> **WRITTEN REQUEST**: Your task is to output the entries below word for word.
★ ★ ★ ★ ★
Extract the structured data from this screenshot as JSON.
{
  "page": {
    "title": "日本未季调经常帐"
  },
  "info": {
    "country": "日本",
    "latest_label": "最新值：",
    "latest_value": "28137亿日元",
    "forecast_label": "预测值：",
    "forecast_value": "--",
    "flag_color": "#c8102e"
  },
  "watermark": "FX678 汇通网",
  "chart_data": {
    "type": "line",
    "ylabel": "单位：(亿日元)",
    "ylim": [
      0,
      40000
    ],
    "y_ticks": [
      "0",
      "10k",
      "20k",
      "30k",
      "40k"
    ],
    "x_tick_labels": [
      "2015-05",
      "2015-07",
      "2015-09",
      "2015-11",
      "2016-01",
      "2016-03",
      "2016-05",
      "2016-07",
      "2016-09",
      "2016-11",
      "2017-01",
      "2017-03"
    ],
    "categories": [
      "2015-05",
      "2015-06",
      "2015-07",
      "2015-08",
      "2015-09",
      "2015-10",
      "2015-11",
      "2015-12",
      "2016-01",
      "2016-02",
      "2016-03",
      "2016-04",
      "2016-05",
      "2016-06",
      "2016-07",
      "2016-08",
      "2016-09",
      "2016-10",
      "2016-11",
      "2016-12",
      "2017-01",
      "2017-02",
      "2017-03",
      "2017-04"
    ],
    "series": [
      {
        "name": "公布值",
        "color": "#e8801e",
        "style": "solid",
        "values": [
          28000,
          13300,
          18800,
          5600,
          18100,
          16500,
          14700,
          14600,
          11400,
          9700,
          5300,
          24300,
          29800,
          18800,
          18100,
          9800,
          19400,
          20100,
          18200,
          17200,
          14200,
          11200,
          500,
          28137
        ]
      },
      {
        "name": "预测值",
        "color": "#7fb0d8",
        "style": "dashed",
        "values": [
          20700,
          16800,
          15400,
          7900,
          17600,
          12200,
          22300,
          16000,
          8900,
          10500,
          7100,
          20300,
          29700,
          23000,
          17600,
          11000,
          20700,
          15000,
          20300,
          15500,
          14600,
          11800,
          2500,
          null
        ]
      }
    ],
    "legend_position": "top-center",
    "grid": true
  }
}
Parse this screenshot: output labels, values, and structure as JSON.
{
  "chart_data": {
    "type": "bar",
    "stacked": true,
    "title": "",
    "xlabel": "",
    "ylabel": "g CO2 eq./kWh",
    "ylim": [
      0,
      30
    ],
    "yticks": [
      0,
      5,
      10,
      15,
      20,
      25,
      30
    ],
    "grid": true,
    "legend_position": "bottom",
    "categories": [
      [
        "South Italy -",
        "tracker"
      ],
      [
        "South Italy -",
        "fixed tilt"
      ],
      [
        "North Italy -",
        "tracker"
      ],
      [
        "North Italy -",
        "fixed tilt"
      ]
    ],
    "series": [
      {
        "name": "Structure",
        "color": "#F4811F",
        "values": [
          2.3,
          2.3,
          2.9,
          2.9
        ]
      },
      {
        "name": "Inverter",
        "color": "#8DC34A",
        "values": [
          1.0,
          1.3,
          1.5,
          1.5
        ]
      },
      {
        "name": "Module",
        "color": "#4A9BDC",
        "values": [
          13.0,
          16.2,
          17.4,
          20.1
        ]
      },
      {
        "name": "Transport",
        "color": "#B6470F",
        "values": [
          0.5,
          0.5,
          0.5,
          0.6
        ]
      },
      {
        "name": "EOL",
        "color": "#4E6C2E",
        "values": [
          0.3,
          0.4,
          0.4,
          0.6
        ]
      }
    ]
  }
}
★ ★ ★ ★ ★
> **COMPLETE OUTPUT**:
Extract the structured data from this screenshot as JSON.
{
  "page": {
    "title": "日本未季调经常帐"
  },
  "info": {
    "country": "日本",
    "latest_label": "最新值：",
    "latest_value": "28137亿日元",
    "forecast_label": "预测值：",
    "forecast_value": "--",
    "flag_color": "#c8102e"
  },
  "watermark": "FX678 汇通网",
  "chart_data": {
    "type": "line",
    "ylabel": "单位：(亿日元)",
    "ylim": [
      0,
      40000
    ],
    "y_ticks": [
      "0",
      "10k",
      "20k",
      "30k",
      "40k"
    ],
    "x_tick_labels": [
      "2015-05",
      "2015-07",
      "2015-09",
      "2015-11",
      "2016-01",
      "2016-03",
      "2016-05",
      "2016-07",
      "2016-09",
      "2016-11",
      "2017-01",
      "2017-03"
    ],
    "categories": [
      "2015-05",
      "2015-06",
      "2015-07",
      "2015-08",
      "2015-09",
      "2015-10",
      "2015-11",
      "2015-12",
      "2016-01",
      "2016-02",
      "2016-03",
      "2016-04",
      "2016-05",
      "2016-06",
      "2016-07",
      "2016-08",
      "2016-09",
      "2016-10",
      "2016-11",
      "2016-12",
      "2017-01",
      "2017-02",
      "2017-03",
      "2017-04"
    ],
    "series": [
      {
        "name": "公布值",
        "color": "#e8801e",
        "style": "solid",
        "values": [
          28000,
          13300,
          18800,
          5600,
          18100,
          16500,
          14700,
          14600,
          11400,
          9700,
          5300,
          24300,
          29800,
          18800,
          18100,
          9800,
          19400,
          20100,
          18200,
          17200,
          14200,
          11200,
          500,
          28137
        ]
      },
      {
        "name": "预测值",
        "color": "#7fb0d8",
        "style": "dashed",
        "values": [
          20700,
          16800,
          15400,
          7900,
          17600,
          12200,
          22300,
          16000,
          8900,
          10500,
          7100,
          20300,
          29700,
          23000,
          17600,
          11000,
          20700,
          15000,
          20300,
          15500,
          14600,
          11800,
          2500,
          null
        ]
      }
    ],
    "legend_position": "top-center",
    "grid": true
  }
}
Parse this screenshot: output labels, values, and structure as JSON.
{
  "chart_data": {
    "type": "bar",
    "stacked": true,
    "title": "",
    "xlabel": "",
    "ylabel": "g CO2 eq./kWh",
    "ylim": [
      0,
      30
    ],
    "yticks": [
      0,
      5,
      10,
      15,
      20,
      25,
      30
    ],
    "grid": true,
    "legend_position": "bottom",
    "categories": [
      [
        "South Italy -",
        "tracker"
      ],
      [
        "South Italy -",
        "fixed tilt"
      ],
      [
        "North Italy -",
        "tracker"
      ],
      [
        "North Italy -",
        "fixed tilt"
      ]
    ],
    "series": [
      {
        "name": "Structure",
        "color": "#F4811F",
        "values": [
          2.3,
          2.3,
          2.9,
          2.9
        ]
      },
      {
        "name": "Inverter",
        "color": "#8DC34A",
        "values": [
          1.0,
          1.3,
          1.5,
          1.5
        ]
      },
      {
        "name": "Module",
        "color": "#4A9BDC",
        "values": [
          13.0,
          16.2,
          17.4,
          20.1
        ]
      },
      {
        "name": "Transport",
        "color": "#B6470F",
        "values": [
          0.5,
          0.5,
          0.5,
          0.6
        ]
      },
      {
        "name": "EOL",
        "color": "#4E6C2E",
        "values": [
          0.3,
          0.4,
          0.4,
          0.6
        ]
      }
    ]
  }
}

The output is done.